**Written request**
Write out each line exactly as given. Leave the pictures out of your copy.

· · · · ·

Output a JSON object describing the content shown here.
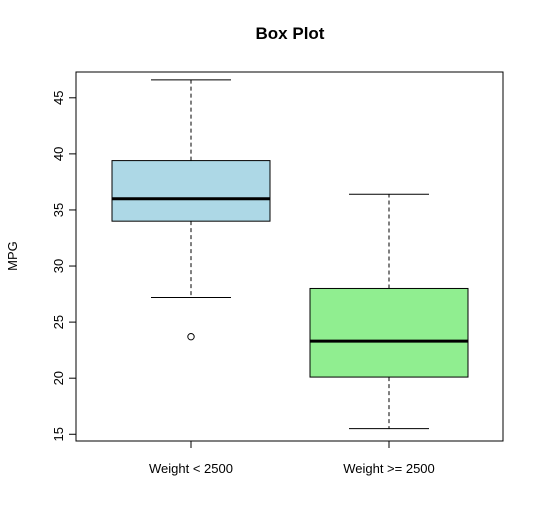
{
  "chart_data": {
    "type": "box",
    "title": "Box Plot",
    "xlabel": "",
    "ylabel": "MPG",
    "ylim": [
      14.4,
      47.3
    ],
    "yticks": [
      15,
      20,
      25,
      30,
      35,
      40,
      45
    ],
    "grid": false,
    "groups": [
      {
        "label": "Weight < 2500",
        "color": "#ADD8E6",
        "whisker_low": 27.2,
        "q1": 34.0,
        "median": 36.0,
        "q3": 39.4,
        "whisker_high": 46.6,
        "outliers": [
          23.7
        ]
      },
      {
        "label": "Weight >= 2500",
        "color": "#90EE90",
        "whisker_low": 15.5,
        "q1": 20.1,
        "median": 23.3,
        "q3": 28.0,
        "whisker_high": 36.4,
        "outliers": []
      }
    ]
  }
}
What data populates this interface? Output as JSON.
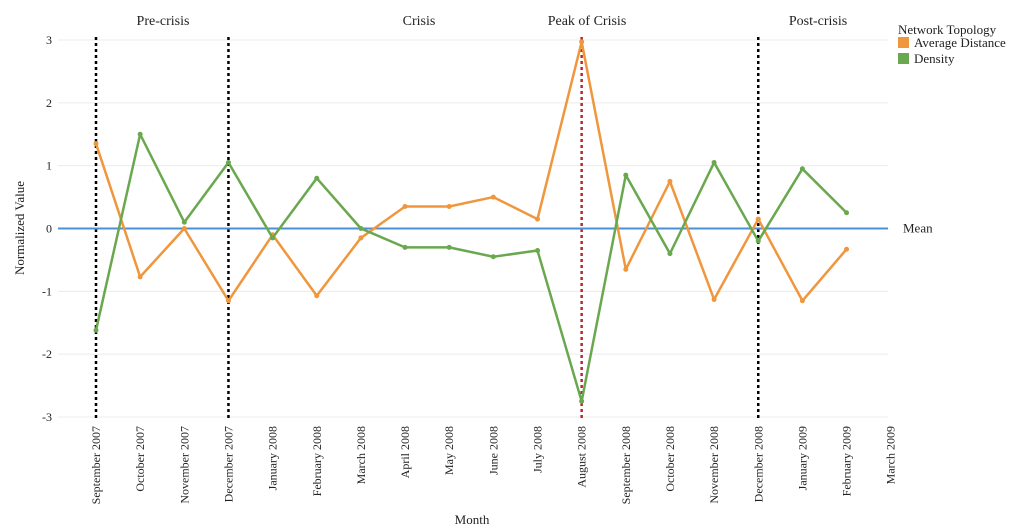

· · · · ·

**The output**
Output a JSON object describing the content shown here.
{
  "chart_data": {
    "type": "box",
    "title": "Box Plot",
    "xlabel": "",
    "ylabel": "MPG",
    "ylim": [
      14.4,
      47.3
    ],
    "yticks": [
      15,
      20,
      25,
      30,
      35,
      40,
      45
    ],
    "grid": false,
    "groups": [
      {
        "label": "Weight < 2500",
        "color": "#ADD8E6",
        "whisker_low": 27.2,
        "q1": 34.0,
        "median": 36.0,
        "q3": 39.4,
        "whisker_high": 46.6,
        "outliers": [
          23.7
        ]
      },
      {
        "label": "Weight >= 2500",
        "color": "#90EE90",
        "whisker_low": 15.5,
        "q1": 20.1,
        "median": 23.3,
        "q3": 28.0,
        "whisker_high": 36.4,
        "outliers": []
      }
    ]
  }
}
What data populates this interface? Output as JSON.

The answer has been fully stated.